— begin Available data —
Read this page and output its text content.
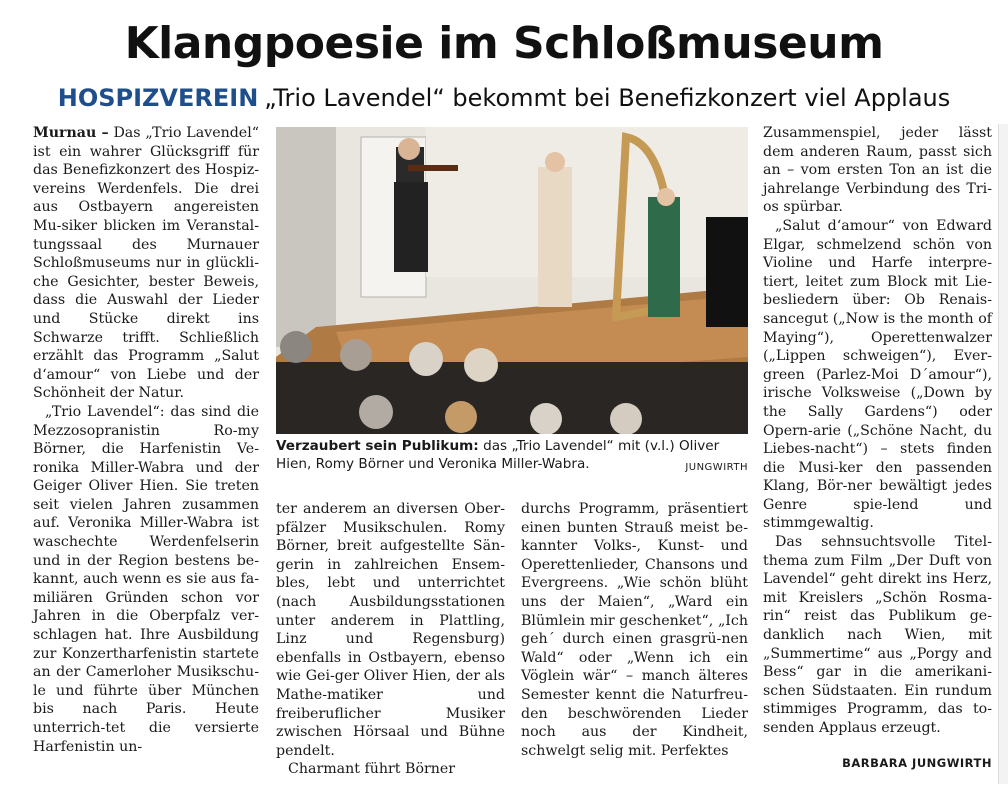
Klangpoesie im Schloßmuseum
HOSPIZVEREIN „Trio Lavendel“ bekommt bei Benefizkonzert viel Applaus

Murnau – Das „Trio Lavendel“ ist ein wahrer Glücksgriff für das Benefizkonzert des Hospiz-vereins Werdenfels. Die drei aus Ostbayern angereisten Mu-siker blicken im Veranstal-tungssaal des Murnauer Schloßmuseums nur in glückli-che Gesichter, bester Beweis, dass die Auswahl der Lieder und Stücke direkt ins Schwarze trifft. Schließlich erzählt das Programm „Salut d‘amour“ von Liebe und der Schönheit der Natur.

„Trio Lavendel“: das sind die Mezzosopranistin Ro-my Börner, die Harfenistin Ve-ronika Miller-Wabra und der Geiger Oliver Hien. Sie treten seit vielen Jahren zusammen auf. Veronika Miller-Wabra ist waschechte Werdenfelserin und in der Region bestens be-kannt, auch wenn es sie aus fa-miliären Gründen schon vor Jahren in die Oberpfalz ver-schlagen hat. Ihre Ausbildung zur Konzertharfenistin startete an der Camerloher Musikschu-le und führte über München bis nach Paris. Heute unterrich-tet die versierte Harfenistin un-

Verzaubert sein Publikum: das „Trio Lavendel“ mit (v.l.) Oliver Hien, Romy Börner und Veronika Miller-Wabra.	JUNGWIRTH

ter anderem an diversen Ober-pfälzer Musikschulen. Romy Börner, breit aufgestellte Sän-gerin in zahlreichen Ensem-bles, lebt und unterrichtet (nach Ausbildungsstationen unter anderem in Plattling, Linz und Regensburg) ebenfalls in Ostbayern, ebenso wie Gei-ger Oliver Hien, der als Mathe-matiker und freiberuflicher Musiker zwischen Hörsaal und Bühne pendelt.

Charmant führt Börner

durchs Programm, präsentiert einen bunten Strauß meist be-kannter Volks-, Kunst- und Operettenlieder, Chansons und Evergreens. „Wie schön blüht uns der Maien“, „Ward ein Blümlein mir geschenket“, „Ich geh´ durch einen grasgrü-nen Wald“ oder „Wenn ich ein Vöglein wär“ – manch älteres Semester kennt die Naturfreu-den beschwörenden Lieder noch aus der Kindheit, schwelgt selig mit. Perfektes

Zusammenspiel, jeder lässt dem anderen Raum, passt sich an – vom ersten Ton an ist die jahrelange Verbindung des Tri-os spürbar.

„Salut d‘amour“ von Edward Elgar, schmelzend schön von Violine und Harfe interpre-tiert, leitet zum Block mit Lie-besliedern über: Ob Renais-sancegut („Now is the month of Maying“), Operettenwalzer („Lippen schweigen“), Ever-green (Parlez-Moi D´amour“), irische Volksweise („Down by the Sally Gardens“) oder Opern-arie („Schöne Nacht, du Liebes-nacht“) – stets finden die Musi-ker den passenden Klang, Bör-ner bewältigt jedes Genre spie-lend und stimmgewaltig.

Das sehnsuchtsvolle Titel-thema zum Film „Der Duft von Lavendel“ geht direkt ins Herz, mit Kreislers „Schön Rosma-rin“ reist das Publikum ge-danklich nach Wien, mit „Summertime“ aus „Porgy and Bess“ gar in die amerikani-schen Südstaaten. Ein rundum stimmiges Programm, das to-senden Applaus erzeugt.

BARBARA JUNGWIRTH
— end Available data —
§ **Task brief**
Quote the records above exactly, leaving out any pictures.

§ **Solution to this exercise**
Read this page and output its text content.
Klangpoesie im Schloßmuseum
HOSPIZVEREIN „Trio Lavendel“ bekommt bei Benefizkonzert viel Applaus

Murnau – Das „Trio Lavendel“ ist ein wahrer Glücksgriff für das Benefizkonzert des Hospiz-vereins Werdenfels. Die drei aus Ostbayern angereisten Mu-siker blicken im Veranstal-tungssaal des Murnauer Schloßmuseums nur in glückli-che Gesichter, bester Beweis, dass die Auswahl der Lieder und Stücke direkt ins Schwarze trifft. Schließlich erzählt das Programm „Salut d‘amour“ von Liebe und der Schönheit der Natur.

„Trio Lavendel“: das sind die Mezzosopranistin Ro-my Börner, die Harfenistin Ve-ronika Miller-Wabra und der Geiger Oliver Hien. Sie treten seit vielen Jahren zusammen auf. Veronika Miller-Wabra ist waschechte Werdenfelserin und in der Region bestens be-kannt, auch wenn es sie aus fa-miliären Gründen schon vor Jahren in die Oberpfalz ver-schlagen hat. Ihre Ausbildung zur Konzertharfenistin startete an der Camerloher Musikschu-le und führte über München bis nach Paris. Heute unterrich-tet die versierte Harfenistin un-

Verzaubert sein Publikum: das „Trio Lavendel“ mit (v.l.) Oliver Hien, Romy Börner und Veronika Miller-Wabra.	JUNGWIRTH

ter anderem an diversen Ober-pfälzer Musikschulen. Romy Börner, breit aufgestellte Sän-gerin in zahlreichen Ensem-bles, lebt und unterrichtet (nach Ausbildungsstationen unter anderem in Plattling, Linz und Regensburg) ebenfalls in Ostbayern, ebenso wie Gei-ger Oliver Hien, der als Mathe-matiker und freiberuflicher Musiker zwischen Hörsaal und Bühne pendelt.

Charmant führt Börner

durchs Programm, präsentiert einen bunten Strauß meist be-kannter Volks-, Kunst- und Operettenlieder, Chansons und Evergreens. „Wie schön blüht uns der Maien“, „Ward ein Blümlein mir geschenket“, „Ich geh´ durch einen grasgrü-nen Wald“ oder „Wenn ich ein Vöglein wär“ – manch älteres Semester kennt die Naturfreu-den beschwörenden Lieder noch aus der Kindheit, schwelgt selig mit. Perfektes

Zusammenspiel, jeder lässt dem anderen Raum, passt sich an – vom ersten Ton an ist die jahrelange Verbindung des Tri-os spürbar.

„Salut d‘amour“ von Edward Elgar, schmelzend schön von Violine und Harfe interpre-tiert, leitet zum Block mit Lie-besliedern über: Ob Renais-sancegut („Now is the month of Maying“), Operettenwalzer („Lippen schweigen“), Ever-green (Parlez-Moi D´amour“), irische Volksweise („Down by the Sally Gardens“) oder Opern-arie („Schöne Nacht, du Liebes-nacht“) – stets finden die Musi-ker den passenden Klang, Bör-ner bewältigt jedes Genre spie-lend und stimmgewaltig.

Das sehnsuchtsvolle Titel-thema zum Film „Der Duft von Lavendel“ geht direkt ins Herz, mit Kreislers „Schön Rosma-rin“ reist das Publikum ge-danklich nach Wien, mit „Summertime“ aus „Porgy and Bess“ gar in die amerikani-schen Südstaaten. Ein rundum stimmiges Programm, das to-senden Applaus erzeugt.

BARBARA JUNGWIRTH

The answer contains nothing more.